START TASK INPUTS
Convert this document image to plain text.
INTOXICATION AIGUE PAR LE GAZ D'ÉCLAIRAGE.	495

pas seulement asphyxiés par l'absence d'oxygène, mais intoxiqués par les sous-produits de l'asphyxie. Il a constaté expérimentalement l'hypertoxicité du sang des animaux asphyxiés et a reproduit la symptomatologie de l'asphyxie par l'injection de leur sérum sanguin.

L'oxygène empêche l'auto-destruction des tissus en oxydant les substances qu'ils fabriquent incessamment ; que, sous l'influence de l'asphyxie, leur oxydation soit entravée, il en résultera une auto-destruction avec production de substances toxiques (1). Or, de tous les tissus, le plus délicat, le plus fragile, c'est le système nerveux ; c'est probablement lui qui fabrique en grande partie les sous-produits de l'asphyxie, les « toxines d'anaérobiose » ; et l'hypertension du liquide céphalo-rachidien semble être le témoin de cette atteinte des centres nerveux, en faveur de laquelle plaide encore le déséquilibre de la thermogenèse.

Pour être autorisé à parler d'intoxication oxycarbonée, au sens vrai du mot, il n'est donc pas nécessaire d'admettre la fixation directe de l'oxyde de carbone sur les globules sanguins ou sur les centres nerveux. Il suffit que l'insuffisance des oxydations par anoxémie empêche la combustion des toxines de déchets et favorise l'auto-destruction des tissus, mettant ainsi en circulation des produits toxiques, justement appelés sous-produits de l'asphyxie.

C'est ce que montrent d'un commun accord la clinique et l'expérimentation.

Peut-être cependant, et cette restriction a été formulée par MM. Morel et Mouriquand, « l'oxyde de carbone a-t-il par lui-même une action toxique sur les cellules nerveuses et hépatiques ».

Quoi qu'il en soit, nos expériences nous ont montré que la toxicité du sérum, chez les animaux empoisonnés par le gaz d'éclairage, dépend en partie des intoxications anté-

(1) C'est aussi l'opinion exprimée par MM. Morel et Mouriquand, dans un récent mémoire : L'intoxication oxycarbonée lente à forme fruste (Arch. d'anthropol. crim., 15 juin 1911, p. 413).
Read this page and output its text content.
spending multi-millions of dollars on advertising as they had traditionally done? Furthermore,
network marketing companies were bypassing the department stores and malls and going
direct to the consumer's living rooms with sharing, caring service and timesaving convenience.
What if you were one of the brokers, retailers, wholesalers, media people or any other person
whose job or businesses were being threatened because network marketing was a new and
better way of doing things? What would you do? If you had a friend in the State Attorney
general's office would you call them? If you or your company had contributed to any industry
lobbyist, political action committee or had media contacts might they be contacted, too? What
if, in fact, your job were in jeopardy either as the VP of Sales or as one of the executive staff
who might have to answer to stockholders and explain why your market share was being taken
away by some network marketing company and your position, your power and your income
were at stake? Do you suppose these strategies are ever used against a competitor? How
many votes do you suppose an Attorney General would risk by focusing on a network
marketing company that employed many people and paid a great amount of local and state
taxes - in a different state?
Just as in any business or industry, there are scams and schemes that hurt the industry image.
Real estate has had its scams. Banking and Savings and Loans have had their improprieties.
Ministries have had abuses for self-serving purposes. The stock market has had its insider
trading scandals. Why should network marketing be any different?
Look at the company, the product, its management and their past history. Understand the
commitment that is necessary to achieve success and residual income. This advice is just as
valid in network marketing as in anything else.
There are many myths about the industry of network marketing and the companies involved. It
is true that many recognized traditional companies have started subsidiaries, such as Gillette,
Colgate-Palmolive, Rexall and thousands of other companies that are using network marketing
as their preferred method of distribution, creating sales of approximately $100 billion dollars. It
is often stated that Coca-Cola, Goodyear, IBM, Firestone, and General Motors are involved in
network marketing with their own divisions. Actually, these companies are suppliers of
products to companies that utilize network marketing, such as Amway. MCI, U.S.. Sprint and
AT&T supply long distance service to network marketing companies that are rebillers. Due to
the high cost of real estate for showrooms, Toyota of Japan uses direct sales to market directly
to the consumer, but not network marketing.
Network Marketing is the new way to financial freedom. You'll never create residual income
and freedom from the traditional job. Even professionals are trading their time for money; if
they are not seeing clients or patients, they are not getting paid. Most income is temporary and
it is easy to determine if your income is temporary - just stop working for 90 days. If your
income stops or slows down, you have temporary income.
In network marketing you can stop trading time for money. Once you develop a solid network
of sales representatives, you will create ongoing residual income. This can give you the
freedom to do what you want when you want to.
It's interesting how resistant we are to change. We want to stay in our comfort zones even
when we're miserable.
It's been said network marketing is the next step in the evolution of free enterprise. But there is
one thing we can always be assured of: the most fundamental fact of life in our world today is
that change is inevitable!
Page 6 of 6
END TASK INPUTS
WHAT THE TASK ASKS: Nothing in the material may be left out; write it all out verbatim.

REPLY:
Convert this document image to plain text.
INTOXICATION AIGUE PAR LE GAZ D'ÉCLAIRAGE.	495

pas seulement asphyxiés par l'absence d'oxygène, mais intoxiqués par les sous-produits de l'asphyxie. Il a constaté expérimentalement l'hypertoxicité du sang des animaux asphyxiés et a reproduit la symptomatologie de l'asphyxie par l'injection de leur sérum sanguin.

L'oxygène empêche l'auto-destruction des tissus en oxydant les substances qu'ils fabriquent incessamment ; que, sous l'influence de l'asphyxie, leur oxydation soit entravée, il en résultera une auto-destruction avec production de substances toxiques (1). Or, de tous les tissus, le plus délicat, le plus fragile, c'est le système nerveux ; c'est probablement lui qui fabrique en grande partie les sous-produits de l'asphyxie, les « toxines d'anaérobiose » ; et l'hypertension du liquide céphalo-rachidien semble être le témoin de cette atteinte des centres nerveux, en faveur de laquelle plaide encore le déséquilibre de la thermogenèse.

Pour être autorisé à parler d'intoxication oxycarbonée, au sens vrai du mot, il n'est donc pas nécessaire d'admettre la fixation directe de l'oxyde de carbone sur les globules sanguins ou sur les centres nerveux. Il suffit que l'insuffisance des oxydations par anoxémie empêche la combustion des toxines de déchets et favorise l'auto-destruction des tissus, mettant ainsi en circulation des produits toxiques, justement appelés sous-produits de l'asphyxie.

C'est ce que montrent d'un commun accord la clinique et l'expérimentation.

Peut-être cependant, et cette restriction a été formulée par MM. Morel et Mouriquand, « l'oxyde de carbone a-t-il par lui-même une action toxique sur les cellules nerveuses et hépatiques ».

Quoi qu'il en soit, nos expériences nous ont montré que la toxicité du sérum, chez les animaux empoisonnés par le gaz d'éclairage, dépend en partie des intoxications anté-

(1) C'est aussi l'opinion exprimée par MM. Morel et Mouriquand, dans un récent mémoire : L'intoxication oxycarbonée lente à forme fruste (Arch. d'anthropol. crim., 15 juin 1911, p. 413).
Read this page and output its text content.
spending multi-millions of dollars on advertising as they had traditionally done? Furthermore,
network marketing companies were bypassing the department stores and malls and going
direct to the consumer's living rooms with sharing, caring service and timesaving convenience.
What if you were one of the brokers, retailers, wholesalers, media people or any other person
whose job or businesses were being threatened because network marketing was a new and
better way of doing things? What would you do? If you had a friend in the State Attorney
general's office would you call them? If you or your company had contributed to any industry
lobbyist, political action committee or had media contacts might they be contacted, too? What
if, in fact, your job were in jeopardy either as the VP of Sales or as one of the executive staff
who might have to answer to stockholders and explain why your market share was being taken
away by some network marketing company and your position, your power and your income
were at stake? Do you suppose these strategies are ever used against a competitor? How
many votes do you suppose an Attorney General would risk by focusing on a network
marketing company that employed many people and paid a great amount of local and state
taxes - in a different state?
Just as in any business or industry, there are scams and schemes that hurt the industry image.
Real estate has had its scams. Banking and Savings and Loans have had their improprieties.
Ministries have had abuses for self-serving purposes. The stock market has had its insider
trading scandals. Why should network marketing be any different?
Look at the company, the product, its management and their past history. Understand the
commitment that is necessary to achieve success and residual income. This advice is just as
valid in network marketing as in anything else.
There are many myths about the industry of network marketing and the companies involved. It
is true that many recognized traditional companies have started subsidiaries, such as Gillette,
Colgate-Palmolive, Rexall and thousands of other companies that are using network marketing
as their preferred method of distribution, creating sales of approximately $100 billion dollars. It
is often stated that Coca-Cola, Goodyear, IBM, Firestone, and General Motors are involved in
network marketing with their own divisions. Actually, these companies are suppliers of
products to companies that utilize network marketing, such as Amway. MCI, U.S.. Sprint and
AT&T supply long distance service to network marketing companies that are rebillers. Due to
the high cost of real estate for showrooms, Toyota of Japan uses direct sales to market directly
to the consumer, but not network marketing.
Network Marketing is the new way to financial freedom. You'll never create residual income
and freedom from the traditional job. Even professionals are trading their time for money; if
they are not seeing clients or patients, they are not getting paid. Most income is temporary and
it is easy to determine if your income is temporary - just stop working for 90 days. If your
income stops or slows down, you have temporary income.
In network marketing you can stop trading time for money. Once you develop a solid network
of sales representatives, you will create ongoing residual income. This can give you the
freedom to do what you want when you want to.
It's interesting how resistant we are to change. We want to stay in our comfort zones even
when we're miserable.
It's been said network marketing is the next step in the evolution of free enterprise. But there is
one thing we can always be assured of: the most fundamental fact of life in our world today is
that change is inevitable!
Page 6 of 6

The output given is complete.